Look at the entries below and reproduce them exactly.

◆ ◆ ◆ ◆ ◆ ◆ ◆

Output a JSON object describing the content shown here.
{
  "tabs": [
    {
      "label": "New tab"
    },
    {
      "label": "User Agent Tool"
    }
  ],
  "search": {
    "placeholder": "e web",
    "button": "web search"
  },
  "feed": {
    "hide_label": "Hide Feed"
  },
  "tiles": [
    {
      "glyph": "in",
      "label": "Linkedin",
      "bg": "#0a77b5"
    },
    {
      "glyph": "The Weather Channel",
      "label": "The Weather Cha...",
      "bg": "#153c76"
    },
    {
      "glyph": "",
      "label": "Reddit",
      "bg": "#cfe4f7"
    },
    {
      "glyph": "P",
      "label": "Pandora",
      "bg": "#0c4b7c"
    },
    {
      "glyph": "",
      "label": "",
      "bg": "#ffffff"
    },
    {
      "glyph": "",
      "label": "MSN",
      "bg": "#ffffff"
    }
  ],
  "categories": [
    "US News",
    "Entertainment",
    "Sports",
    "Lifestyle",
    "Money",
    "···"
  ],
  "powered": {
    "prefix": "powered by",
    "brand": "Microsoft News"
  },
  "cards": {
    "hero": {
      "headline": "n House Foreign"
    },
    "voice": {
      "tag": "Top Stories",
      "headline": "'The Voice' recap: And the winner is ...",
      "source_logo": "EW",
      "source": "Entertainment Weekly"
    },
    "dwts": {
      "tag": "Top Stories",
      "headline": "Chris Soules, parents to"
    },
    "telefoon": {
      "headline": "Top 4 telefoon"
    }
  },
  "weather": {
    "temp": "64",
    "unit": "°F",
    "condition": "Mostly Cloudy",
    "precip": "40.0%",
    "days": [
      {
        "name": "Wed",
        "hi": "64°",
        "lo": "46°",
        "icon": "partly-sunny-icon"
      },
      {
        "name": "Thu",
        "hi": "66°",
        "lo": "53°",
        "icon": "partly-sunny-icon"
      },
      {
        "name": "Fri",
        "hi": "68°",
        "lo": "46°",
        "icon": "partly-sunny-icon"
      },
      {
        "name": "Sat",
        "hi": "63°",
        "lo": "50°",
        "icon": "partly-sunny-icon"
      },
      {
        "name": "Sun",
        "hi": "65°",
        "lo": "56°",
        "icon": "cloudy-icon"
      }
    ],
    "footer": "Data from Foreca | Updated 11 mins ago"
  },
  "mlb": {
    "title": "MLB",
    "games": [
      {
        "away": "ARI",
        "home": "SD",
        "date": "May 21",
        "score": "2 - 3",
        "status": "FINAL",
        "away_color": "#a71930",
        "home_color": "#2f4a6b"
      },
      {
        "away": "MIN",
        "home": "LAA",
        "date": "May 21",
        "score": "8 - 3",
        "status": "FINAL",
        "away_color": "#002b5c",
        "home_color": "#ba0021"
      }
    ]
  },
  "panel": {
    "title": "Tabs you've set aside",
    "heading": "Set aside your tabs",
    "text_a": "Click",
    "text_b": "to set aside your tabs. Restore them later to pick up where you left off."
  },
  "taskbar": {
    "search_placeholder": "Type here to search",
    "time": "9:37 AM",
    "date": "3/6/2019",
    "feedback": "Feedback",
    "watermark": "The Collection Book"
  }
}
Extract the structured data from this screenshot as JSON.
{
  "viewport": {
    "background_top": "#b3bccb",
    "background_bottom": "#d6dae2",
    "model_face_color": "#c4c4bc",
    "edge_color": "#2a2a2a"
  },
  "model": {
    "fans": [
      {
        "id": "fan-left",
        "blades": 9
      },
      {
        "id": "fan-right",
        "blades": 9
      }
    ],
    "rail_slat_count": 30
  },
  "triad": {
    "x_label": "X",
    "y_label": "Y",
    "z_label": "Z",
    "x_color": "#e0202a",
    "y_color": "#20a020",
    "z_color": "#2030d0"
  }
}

◆ ◆ ◆ ◆ ◆ ◆ ◆

(Solution for this exercise):
Output a JSON object describing the content shown here.
{
  "tabs": [
    {
      "label": "New tab"
    },
    {
      "label": "User Agent Tool"
    }
  ],
  "search": {
    "placeholder": "e web",
    "button": "web search"
  },
  "feed": {
    "hide_label": "Hide Feed"
  },
  "tiles": [
    {
      "glyph": "in",
      "label": "Linkedin",
      "bg": "#0a77b5"
    },
    {
      "glyph": "The Weather Channel",
      "label": "The Weather Cha...",
      "bg": "#153c76"
    },
    {
      "glyph": "",
      "label": "Reddit",
      "bg": "#cfe4f7"
    },
    {
      "glyph": "P",
      "label": "Pandora",
      "bg": "#0c4b7c"
    },
    {
      "glyph": "",
      "label": "",
      "bg": "#ffffff"
    },
    {
      "glyph": "",
      "label": "MSN",
      "bg": "#ffffff"
    }
  ],
  "categories": [
    "US News",
    "Entertainment",
    "Sports",
    "Lifestyle",
    "Money",
    "···"
  ],
  "powered": {
    "prefix": "powered by",
    "brand": "Microsoft News"
  },
  "cards": {
    "hero": {
      "headline": "n House Foreign"
    },
    "voice": {
      "tag": "Top Stories",
      "headline": "'The Voice' recap: And the winner is ...",
      "source_logo": "EW",
      "source": "Entertainment Weekly"
    },
    "dwts": {
      "tag": "Top Stories",
      "headline": "Chris Soules, parents to"
    },
    "telefoon": {
      "headline": "Top 4 telefoon"
    }
  },
  "weather": {
    "temp": "64",
    "unit": "°F",
    "condition": "Mostly Cloudy",
    "precip": "40.0%",
    "days": [
      {
        "name": "Wed",
        "hi": "64°",
        "lo": "46°",
        "icon": "partly-sunny-icon"
      },
      {
        "name": "Thu",
        "hi": "66°",
        "lo": "53°",
        "icon": "partly-sunny-icon"
      },
      {
        "name": "Fri",
        "hi": "68°",
        "lo": "46°",
        "icon": "partly-sunny-icon"
      },
      {
        "name": "Sat",
        "hi": "63°",
        "lo": "50°",
        "icon": "partly-sunny-icon"
      },
      {
        "name": "Sun",
        "hi": "65°",
        "lo": "56°",
        "icon": "cloudy-icon"
      }
    ],
    "footer": "Data from Foreca | Updated 11 mins ago"
  },
  "mlb": {
    "title": "MLB",
    "games": [
      {
        "away": "ARI",
        "home": "SD",
        "date": "May 21",
        "score": "2 - 3",
        "status": "FINAL",
        "away_color": "#a71930",
        "home_color": "#2f4a6b"
      },
      {
        "away": "MIN",
        "home": "LAA",
        "date": "May 21",
        "score": "8 - 3",
        "status": "FINAL",
        "away_color": "#002b5c",
        "home_color": "#ba0021"
      }
    ]
  },
  "panel": {
    "title": "Tabs you've set aside",
    "heading": "Set aside your tabs",
    "text_a": "Click",
    "text_b": "to set aside your tabs. Restore them later to pick up where you left off."
  },
  "taskbar": {
    "search_placeholder": "Type here to search",
    "time": "9:37 AM",
    "date": "3/6/2019",
    "feedback": "Feedback",
    "watermark": "The Collection Book"
  }
}
Extract the structured data from this screenshot as JSON.
{
  "viewport": {
    "background_top": "#b3bccb",
    "background_bottom": "#d6dae2",
    "model_face_color": "#c4c4bc",
    "edge_color": "#2a2a2a"
  },
  "model": {
    "fans": [
      {
        "id": "fan-left",
        "blades": 9
      },
      {
        "id": "fan-right",
        "blades": 9
      }
    ],
    "rail_slat_count": 30
  },
  "triad": {
    "x_label": "X",
    "y_label": "Y",
    "z_label": "Z",
    "x_color": "#e0202a",
    "y_color": "#20a020",
    "z_color": "#2030d0"
  }
}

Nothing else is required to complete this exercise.